GIVEN INSTRUCTION: Emit the entire listing verbatim.

<<<<

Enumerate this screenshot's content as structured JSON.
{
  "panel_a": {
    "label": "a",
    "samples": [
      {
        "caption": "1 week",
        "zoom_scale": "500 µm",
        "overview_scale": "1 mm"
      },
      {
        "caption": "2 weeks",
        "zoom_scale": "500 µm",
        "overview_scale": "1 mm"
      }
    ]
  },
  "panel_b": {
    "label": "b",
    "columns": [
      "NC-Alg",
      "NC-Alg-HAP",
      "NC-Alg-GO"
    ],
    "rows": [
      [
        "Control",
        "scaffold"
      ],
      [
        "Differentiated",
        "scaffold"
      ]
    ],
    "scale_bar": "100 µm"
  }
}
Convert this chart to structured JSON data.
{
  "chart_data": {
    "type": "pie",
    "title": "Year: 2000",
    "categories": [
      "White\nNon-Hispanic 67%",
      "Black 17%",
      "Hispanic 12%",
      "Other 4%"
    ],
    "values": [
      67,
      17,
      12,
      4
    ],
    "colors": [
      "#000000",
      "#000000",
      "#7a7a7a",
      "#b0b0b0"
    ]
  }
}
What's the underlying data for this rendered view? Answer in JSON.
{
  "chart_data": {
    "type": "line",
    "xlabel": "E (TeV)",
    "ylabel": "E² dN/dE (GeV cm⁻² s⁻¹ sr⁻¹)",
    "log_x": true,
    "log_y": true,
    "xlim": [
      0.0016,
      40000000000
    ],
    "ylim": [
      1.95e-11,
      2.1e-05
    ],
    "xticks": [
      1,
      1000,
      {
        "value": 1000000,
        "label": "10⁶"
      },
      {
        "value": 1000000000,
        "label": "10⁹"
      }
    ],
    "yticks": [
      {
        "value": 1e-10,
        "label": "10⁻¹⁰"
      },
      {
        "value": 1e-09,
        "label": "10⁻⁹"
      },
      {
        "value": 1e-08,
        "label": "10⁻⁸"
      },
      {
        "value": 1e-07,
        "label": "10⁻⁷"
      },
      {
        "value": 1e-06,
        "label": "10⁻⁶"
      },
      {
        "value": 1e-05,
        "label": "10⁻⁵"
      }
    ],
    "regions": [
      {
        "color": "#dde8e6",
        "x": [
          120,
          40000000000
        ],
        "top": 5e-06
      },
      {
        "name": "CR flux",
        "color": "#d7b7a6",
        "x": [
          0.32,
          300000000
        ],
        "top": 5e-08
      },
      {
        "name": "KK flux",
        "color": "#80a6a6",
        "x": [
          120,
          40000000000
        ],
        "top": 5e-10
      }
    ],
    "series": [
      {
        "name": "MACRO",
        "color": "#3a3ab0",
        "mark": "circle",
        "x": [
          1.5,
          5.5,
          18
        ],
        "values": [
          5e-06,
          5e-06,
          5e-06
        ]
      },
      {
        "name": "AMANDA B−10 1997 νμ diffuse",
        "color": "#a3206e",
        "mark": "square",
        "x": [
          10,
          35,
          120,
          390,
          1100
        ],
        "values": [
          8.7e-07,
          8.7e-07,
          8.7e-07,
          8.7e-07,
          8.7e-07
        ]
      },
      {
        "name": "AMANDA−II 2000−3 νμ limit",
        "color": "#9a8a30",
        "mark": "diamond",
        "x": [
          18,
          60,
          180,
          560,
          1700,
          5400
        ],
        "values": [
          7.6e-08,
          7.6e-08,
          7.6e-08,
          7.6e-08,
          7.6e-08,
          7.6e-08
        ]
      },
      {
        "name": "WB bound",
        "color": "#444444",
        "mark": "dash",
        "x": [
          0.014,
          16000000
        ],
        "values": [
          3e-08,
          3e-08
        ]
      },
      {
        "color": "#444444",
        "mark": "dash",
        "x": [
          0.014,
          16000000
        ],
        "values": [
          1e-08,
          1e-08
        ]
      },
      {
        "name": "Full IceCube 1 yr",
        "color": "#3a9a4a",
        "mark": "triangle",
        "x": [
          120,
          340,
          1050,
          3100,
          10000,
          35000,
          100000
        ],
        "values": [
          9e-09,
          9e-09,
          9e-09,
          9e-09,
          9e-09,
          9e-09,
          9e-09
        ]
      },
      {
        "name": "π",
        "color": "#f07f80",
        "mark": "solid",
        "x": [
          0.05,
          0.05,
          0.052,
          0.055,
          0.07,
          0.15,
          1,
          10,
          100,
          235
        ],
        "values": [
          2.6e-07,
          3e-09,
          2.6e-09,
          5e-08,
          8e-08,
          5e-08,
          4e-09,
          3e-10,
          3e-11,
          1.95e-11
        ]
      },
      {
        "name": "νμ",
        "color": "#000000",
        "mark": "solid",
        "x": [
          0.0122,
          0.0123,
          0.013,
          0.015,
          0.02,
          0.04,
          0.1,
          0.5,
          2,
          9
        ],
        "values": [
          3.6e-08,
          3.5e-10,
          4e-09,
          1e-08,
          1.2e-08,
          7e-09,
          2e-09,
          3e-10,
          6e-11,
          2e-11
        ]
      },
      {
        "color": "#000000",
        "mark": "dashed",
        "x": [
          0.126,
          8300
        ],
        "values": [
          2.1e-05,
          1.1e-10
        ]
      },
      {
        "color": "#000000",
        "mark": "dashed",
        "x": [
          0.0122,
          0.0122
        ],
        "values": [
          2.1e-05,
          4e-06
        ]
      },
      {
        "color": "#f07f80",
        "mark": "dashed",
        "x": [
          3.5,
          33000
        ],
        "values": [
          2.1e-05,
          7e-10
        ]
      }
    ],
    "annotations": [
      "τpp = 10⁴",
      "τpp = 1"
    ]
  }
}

>>>>

RESPONSE:
Enumerate this screenshot's content as structured JSON.
{
  "panel_a": {
    "label": "a",
    "samples": [
      {
        "caption": "1 week",
        "zoom_scale": "500 µm",
        "overview_scale": "1 mm"
      },
      {
        "caption": "2 weeks",
        "zoom_scale": "500 µm",
        "overview_scale": "1 mm"
      }
    ]
  },
  "panel_b": {
    "label": "b",
    "columns": [
      "NC-Alg",
      "NC-Alg-HAP",
      "NC-Alg-GO"
    ],
    "rows": [
      [
        "Control",
        "scaffold"
      ],
      [
        "Differentiated",
        "scaffold"
      ]
    ],
    "scale_bar": "100 µm"
  }
}
Convert this chart to structured JSON data.
{
  "chart_data": {
    "type": "pie",
    "title": "Year: 2000",
    "categories": [
      "White\nNon-Hispanic 67%",
      "Black 17%",
      "Hispanic 12%",
      "Other 4%"
    ],
    "values": [
      67,
      17,
      12,
      4
    ],
    "colors": [
      "#000000",
      "#000000",
      "#7a7a7a",
      "#b0b0b0"
    ]
  }
}
What's the underlying data for this rendered view? Answer in JSON.
{
  "chart_data": {
    "type": "line",
    "xlabel": "E (TeV)",
    "ylabel": "E² dN/dE (GeV cm⁻² s⁻¹ sr⁻¹)",
    "log_x": true,
    "log_y": true,
    "xlim": [
      0.0016,
      40000000000
    ],
    "ylim": [
      1.95e-11,
      2.1e-05
    ],
    "xticks": [
      1,
      1000,
      {
        "value": 1000000,
        "label": "10⁶"
      },
      {
        "value": 1000000000,
        "label": "10⁹"
      }
    ],
    "yticks": [
      {
        "value": 1e-10,
        "label": "10⁻¹⁰"
      },
      {
        "value": 1e-09,
        "label": "10⁻⁹"
      },
      {
        "value": 1e-08,
        "label": "10⁻⁸"
      },
      {
        "value": 1e-07,
        "label": "10⁻⁷"
      },
      {
        "value": 1e-06,
        "label": "10⁻⁶"
      },
      {
        "value": 1e-05,
        "label": "10⁻⁵"
      }
    ],
    "regions": [
      {
        "color": "#dde8e6",
        "x": [
          120,
          40000000000
        ],
        "top": 5e-06
      },
      {
        "name": "CR flux",
        "color": "#d7b7a6",
        "x": [
          0.32,
          300000000
        ],
        "top": 5e-08
      },
      {
        "name": "KK flux",
        "color": "#80a6a6",
        "x": [
          120,
          40000000000
        ],
        "top": 5e-10
      }
    ],
    "series": [
      {
        "name": "MACRO",
        "color": "#3a3ab0",
        "mark": "circle",
        "x": [
          1.5,
          5.5,
          18
        ],
        "values": [
          5e-06,
          5e-06,
          5e-06
        ]
      },
      {
        "name": "AMANDA B−10 1997 νμ diffuse",
        "color": "#a3206e",
        "mark": "square",
        "x": [
          10,
          35,
          120,
          390,
          1100
        ],
        "values": [
          8.7e-07,
          8.7e-07,
          8.7e-07,
          8.7e-07,
          8.7e-07
        ]
      },
      {
        "name": "AMANDA−II 2000−3 νμ limit",
        "color": "#9a8a30",
        "mark": "diamond",
        "x": [
          18,
          60,
          180,
          560,
          1700,
          5400
        ],
        "values": [
          7.6e-08,
          7.6e-08,
          7.6e-08,
          7.6e-08,
          7.6e-08,
          7.6e-08
        ]
      },
      {
        "name": "WB bound",
        "color": "#444444",
        "mark": "dash",
        "x": [
          0.014,
          16000000
        ],
        "values": [
          3e-08,
          3e-08
        ]
      },
      {
        "color": "#444444",
        "mark": "dash",
        "x": [
          0.014,
          16000000
        ],
        "values": [
          1e-08,
          1e-08
        ]
      },
      {
        "name": "Full IceCube 1 yr",
        "color": "#3a9a4a",
        "mark": "triangle",
        "x": [
          120,
          340,
          1050,
          3100,
          10000,
          35000,
          100000
        ],
        "values": [
          9e-09,
          9e-09,
          9e-09,
          9e-09,
          9e-09,
          9e-09,
          9e-09
        ]
      },
      {
        "name": "π",
        "color": "#f07f80",
        "mark": "solid",
        "x": [
          0.05,
          0.05,
          0.052,
          0.055,
          0.07,
          0.15,
          1,
          10,
          100,
          235
        ],
        "values": [
          2.6e-07,
          3e-09,
          2.6e-09,
          5e-08,
          8e-08,
          5e-08,
          4e-09,
          3e-10,
          3e-11,
          1.95e-11
        ]
      },
      {
        "name": "νμ",
        "color": "#000000",
        "mark": "solid",
        "x": [
          0.0122,
          0.0123,
          0.013,
          0.015,
          0.02,
          0.04,
          0.1,
          0.5,
          2,
          9
        ],
        "values": [
          3.6e-08,
          3.5e-10,
          4e-09,
          1e-08,
          1.2e-08,
          7e-09,
          2e-09,
          3e-10,
          6e-11,
          2e-11
        ]
      },
      {
        "color": "#000000",
        "mark": "dashed",
        "x": [
          0.126,
          8300
        ],
        "values": [
          2.1e-05,
          1.1e-10
        ]
      },
      {
        "color": "#000000",
        "mark": "dashed",
        "x": [
          0.0122,
          0.0122
        ],
        "values": [
          2.1e-05,
          4e-06
        ]
      },
      {
        "color": "#f07f80",
        "mark": "dashed",
        "x": [
          3.5,
          33000
        ],
        "values": [
          2.1e-05,
          7e-10
        ]
      }
    ],
    "annotations": [
      "τpp = 10⁴",
      "τpp = 1"
    ]
  }
}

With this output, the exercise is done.